■ **WORK TO COMPLETE**: Gather all lines from the material that contain "more".

# START OF DATA RECORDS

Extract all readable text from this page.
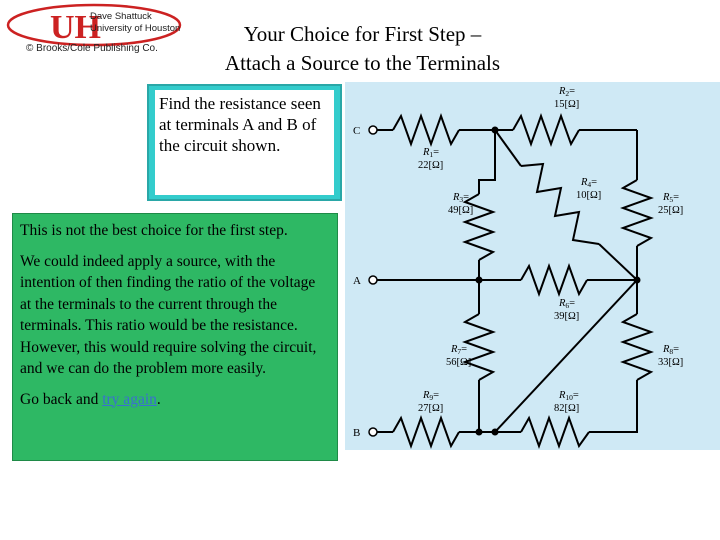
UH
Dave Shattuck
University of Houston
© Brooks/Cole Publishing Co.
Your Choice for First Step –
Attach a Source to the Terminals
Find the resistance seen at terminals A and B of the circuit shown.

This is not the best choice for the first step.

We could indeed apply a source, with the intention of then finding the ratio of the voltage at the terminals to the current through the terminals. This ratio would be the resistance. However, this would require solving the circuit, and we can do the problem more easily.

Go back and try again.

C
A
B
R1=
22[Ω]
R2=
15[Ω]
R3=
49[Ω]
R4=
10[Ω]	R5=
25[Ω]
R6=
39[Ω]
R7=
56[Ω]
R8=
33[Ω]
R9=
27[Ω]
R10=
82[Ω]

# END OF DATA RECORDS
# START OF DATA RECORDS

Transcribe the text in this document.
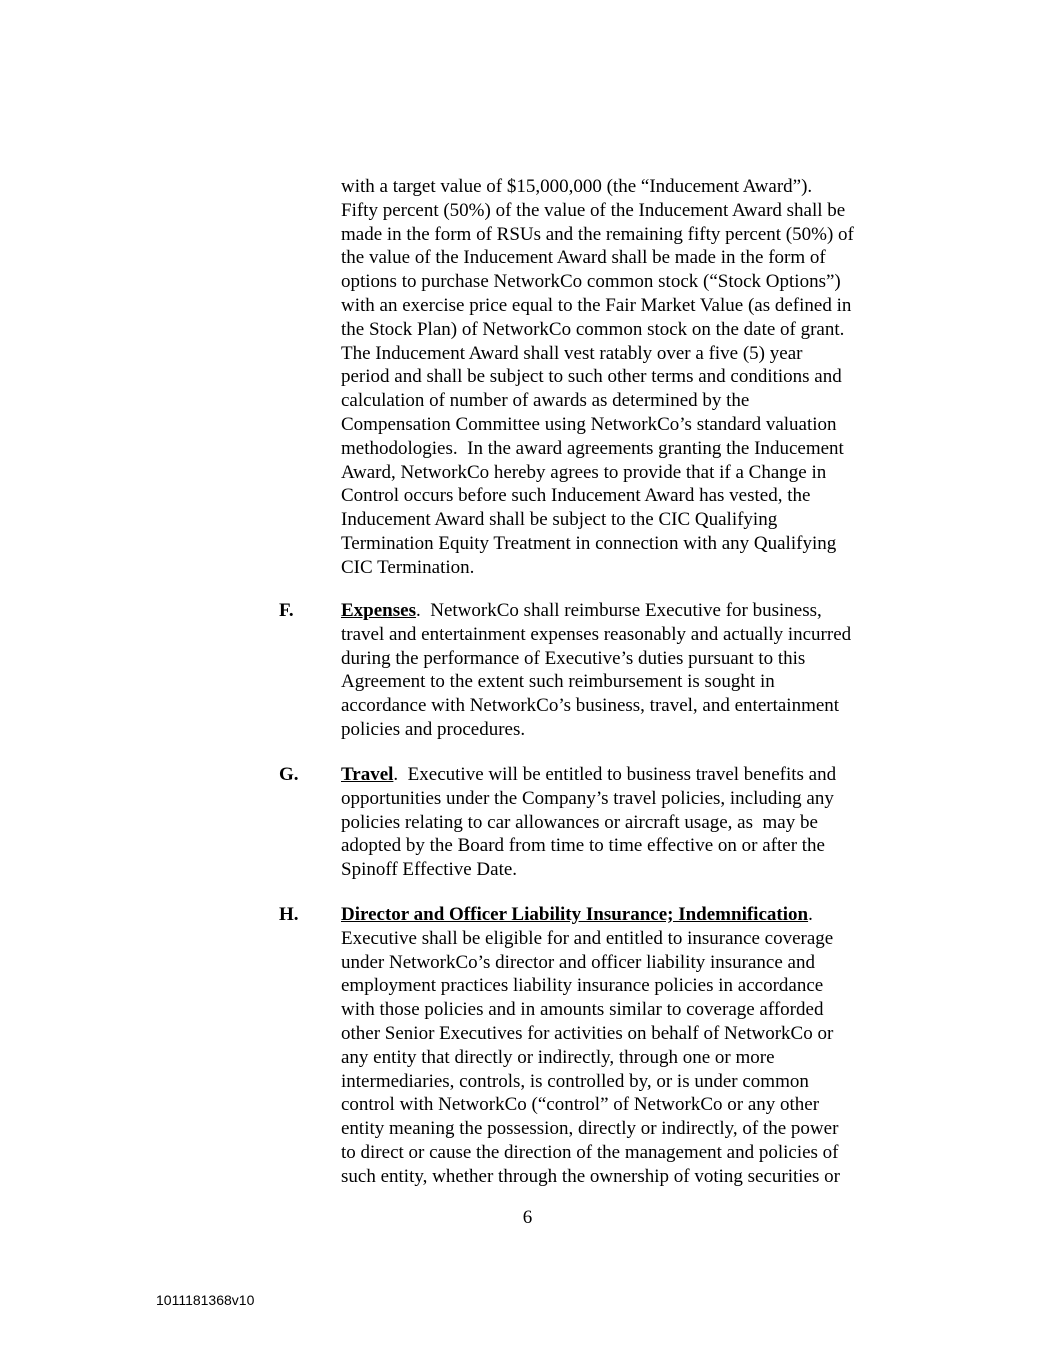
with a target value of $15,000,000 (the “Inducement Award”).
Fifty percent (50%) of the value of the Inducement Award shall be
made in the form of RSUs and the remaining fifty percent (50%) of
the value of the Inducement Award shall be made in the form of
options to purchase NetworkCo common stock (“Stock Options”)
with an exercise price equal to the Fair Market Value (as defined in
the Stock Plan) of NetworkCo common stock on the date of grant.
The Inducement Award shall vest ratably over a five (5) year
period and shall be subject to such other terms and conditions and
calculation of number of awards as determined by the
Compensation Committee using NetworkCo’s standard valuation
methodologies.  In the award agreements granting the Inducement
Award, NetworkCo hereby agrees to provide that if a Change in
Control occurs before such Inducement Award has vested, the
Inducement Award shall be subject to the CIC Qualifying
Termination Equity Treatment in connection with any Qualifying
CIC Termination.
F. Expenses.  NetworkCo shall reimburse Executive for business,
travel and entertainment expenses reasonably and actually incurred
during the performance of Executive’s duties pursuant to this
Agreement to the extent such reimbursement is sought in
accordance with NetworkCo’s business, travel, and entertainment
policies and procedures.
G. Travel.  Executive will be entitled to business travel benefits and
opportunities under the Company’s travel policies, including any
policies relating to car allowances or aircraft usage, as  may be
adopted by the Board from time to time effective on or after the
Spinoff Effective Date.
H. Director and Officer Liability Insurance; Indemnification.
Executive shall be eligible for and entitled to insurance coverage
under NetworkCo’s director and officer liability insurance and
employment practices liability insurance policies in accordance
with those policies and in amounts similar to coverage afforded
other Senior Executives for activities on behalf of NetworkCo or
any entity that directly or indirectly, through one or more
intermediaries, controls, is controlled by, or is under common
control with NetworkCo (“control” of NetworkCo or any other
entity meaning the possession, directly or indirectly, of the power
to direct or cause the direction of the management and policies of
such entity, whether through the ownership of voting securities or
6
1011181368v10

# END OF DATA RECORDS

■ **TASK ANSWER**:
We could indeed apply a source, with the intention of then finding the ratio of the voltage at the terminals to the current through the terminals. This ratio would be the resistance. However, this would require solving the circuit, and we can do the problem more easily.
any entity that directly or indirectly, through one or more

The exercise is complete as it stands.